▸ **YOUR OBJECTIVE**
Reproduce the records below exactly as given.

Records from a collection of figures:
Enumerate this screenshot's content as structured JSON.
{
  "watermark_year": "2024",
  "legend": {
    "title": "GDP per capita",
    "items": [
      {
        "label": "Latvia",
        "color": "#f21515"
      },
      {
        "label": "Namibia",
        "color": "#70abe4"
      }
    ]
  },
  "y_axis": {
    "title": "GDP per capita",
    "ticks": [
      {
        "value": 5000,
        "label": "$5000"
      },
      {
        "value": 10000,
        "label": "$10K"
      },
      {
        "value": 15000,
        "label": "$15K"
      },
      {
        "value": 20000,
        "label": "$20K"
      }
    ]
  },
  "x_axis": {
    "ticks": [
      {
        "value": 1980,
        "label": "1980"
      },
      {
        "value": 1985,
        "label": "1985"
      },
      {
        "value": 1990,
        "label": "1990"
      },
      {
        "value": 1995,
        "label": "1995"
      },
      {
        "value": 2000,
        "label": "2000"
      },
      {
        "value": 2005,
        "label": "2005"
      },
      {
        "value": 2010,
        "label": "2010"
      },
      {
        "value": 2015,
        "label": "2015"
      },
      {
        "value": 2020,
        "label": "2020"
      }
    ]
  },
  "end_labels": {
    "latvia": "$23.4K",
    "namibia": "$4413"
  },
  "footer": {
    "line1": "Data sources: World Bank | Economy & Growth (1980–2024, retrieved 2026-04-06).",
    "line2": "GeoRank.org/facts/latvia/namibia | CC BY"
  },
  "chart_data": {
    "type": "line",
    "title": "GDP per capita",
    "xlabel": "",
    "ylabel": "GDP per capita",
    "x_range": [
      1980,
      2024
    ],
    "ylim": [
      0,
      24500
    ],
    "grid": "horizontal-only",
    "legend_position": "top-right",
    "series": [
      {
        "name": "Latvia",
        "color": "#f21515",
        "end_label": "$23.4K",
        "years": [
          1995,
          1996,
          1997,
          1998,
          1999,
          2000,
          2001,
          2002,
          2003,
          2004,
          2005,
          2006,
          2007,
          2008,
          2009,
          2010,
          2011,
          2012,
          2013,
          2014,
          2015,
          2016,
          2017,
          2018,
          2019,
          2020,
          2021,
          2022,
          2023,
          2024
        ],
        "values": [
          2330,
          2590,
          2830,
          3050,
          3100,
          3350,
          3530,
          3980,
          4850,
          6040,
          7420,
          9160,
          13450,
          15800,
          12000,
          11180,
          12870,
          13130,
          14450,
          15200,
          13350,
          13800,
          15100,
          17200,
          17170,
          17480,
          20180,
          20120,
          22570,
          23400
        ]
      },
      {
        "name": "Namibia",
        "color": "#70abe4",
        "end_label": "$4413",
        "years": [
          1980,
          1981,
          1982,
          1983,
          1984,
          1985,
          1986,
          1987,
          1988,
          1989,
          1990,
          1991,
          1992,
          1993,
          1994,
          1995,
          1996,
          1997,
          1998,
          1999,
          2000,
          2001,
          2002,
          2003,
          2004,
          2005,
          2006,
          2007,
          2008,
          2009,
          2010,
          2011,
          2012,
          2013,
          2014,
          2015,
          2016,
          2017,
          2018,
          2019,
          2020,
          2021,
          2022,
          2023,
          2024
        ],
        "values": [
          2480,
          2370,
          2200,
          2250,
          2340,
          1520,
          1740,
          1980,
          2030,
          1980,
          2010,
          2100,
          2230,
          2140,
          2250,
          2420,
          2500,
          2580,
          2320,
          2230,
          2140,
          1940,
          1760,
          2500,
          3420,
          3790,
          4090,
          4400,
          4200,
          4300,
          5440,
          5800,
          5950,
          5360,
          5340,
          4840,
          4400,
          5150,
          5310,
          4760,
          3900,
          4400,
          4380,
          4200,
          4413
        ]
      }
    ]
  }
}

▸ **FULL ANSWER**
Enumerate this screenshot's content as structured JSON.
{
  "watermark_year": "2024",
  "legend": {
    "title": "GDP per capita",
    "items": [
      {
        "label": "Latvia",
        "color": "#f21515"
      },
      {
        "label": "Namibia",
        "color": "#70abe4"
      }
    ]
  },
  "y_axis": {
    "title": "GDP per capita",
    "ticks": [
      {
        "value": 5000,
        "label": "$5000"
      },
      {
        "value": 10000,
        "label": "$10K"
      },
      {
        "value": 15000,
        "label": "$15K"
      },
      {
        "value": 20000,
        "label": "$20K"
      }
    ]
  },
  "x_axis": {
    "ticks": [
      {
        "value": 1980,
        "label": "1980"
      },
      {
        "value": 1985,
        "label": "1985"
      },
      {
        "value": 1990,
        "label": "1990"
      },
      {
        "value": 1995,
        "label": "1995"
      },
      {
        "value": 2000,
        "label": "2000"
      },
      {
        "value": 2005,
        "label": "2005"
      },
      {
        "value": 2010,
        "label": "2010"
      },
      {
        "value": 2015,
        "label": "2015"
      },
      {
        "value": 2020,
        "label": "2020"
      }
    ]
  },
  "end_labels": {
    "latvia": "$23.4K",
    "namibia": "$4413"
  },
  "footer": {
    "line1": "Data sources: World Bank | Economy & Growth (1980–2024, retrieved 2026-04-06).",
    "line2": "GeoRank.org/facts/latvia/namibia | CC BY"
  },
  "chart_data": {
    "type": "line",
    "title": "GDP per capita",
    "xlabel": "",
    "ylabel": "GDP per capita",
    "x_range": [
      1980,
      2024
    ],
    "ylim": [
      0,
      24500
    ],
    "grid": "horizontal-only",
    "legend_position": "top-right",
    "series": [
      {
        "name": "Latvia",
        "color": "#f21515",
        "end_label": "$23.4K",
        "years": [
          1995,
          1996,
          1997,
          1998,
          1999,
          2000,
          2001,
          2002,
          2003,
          2004,
          2005,
          2006,
          2007,
          2008,
          2009,
          2010,
          2011,
          2012,
          2013,
          2014,
          2015,
          2016,
          2017,
          2018,
          2019,
          2020,
          2021,
          2022,
          2023,
          2024
        ],
        "values": [
          2330,
          2590,
          2830,
          3050,
          3100,
          3350,
          3530,
          3980,
          4850,
          6040,
          7420,
          9160,
          13450,
          15800,
          12000,
          11180,
          12870,
          13130,
          14450,
          15200,
          13350,
          13800,
          15100,
          17200,
          17170,
          17480,
          20180,
          20120,
          22570,
          23400
        ]
      },
      {
        "name": "Namibia",
        "color": "#70abe4",
        "end_label": "$4413",
        "years": [
          1980,
          1981,
          1982,
          1983,
          1984,
          1985,
          1986,
          1987,
          1988,
          1989,
          1990,
          1991,
          1992,
          1993,
          1994,
          1995,
          1996,
          1997,
          1998,
          1999,
          2000,
          2001,
          2002,
          2003,
          2004,
          2005,
          2006,
          2007,
          2008,
          2009,
          2010,
          2011,
          2012,
          2013,
          2014,
          2015,
          2016,
          2017,
          2018,
          2019,
          2020,
          2021,
          2022,
          2023,
          2024
        ],
        "values": [
          2480,
          2370,
          2200,
          2250,
          2340,
          1520,
          1740,
          1980,
          2030,
          1980,
          2010,
          2100,
          2230,
          2140,
          2250,
          2420,
          2500,
          2580,
          2320,
          2230,
          2140,
          1940,
          1760,
          2500,
          3420,
          3790,
          4090,
          4400,
          4200,
          4300,
          5440,
          5800,
          5950,
          5360,
          5340,
          4840,
          4400,
          5150,
          5310,
          4760,
          3900,
          4400,
          4380,
          4200,
          4413
        ]
      }
    ]
  }
}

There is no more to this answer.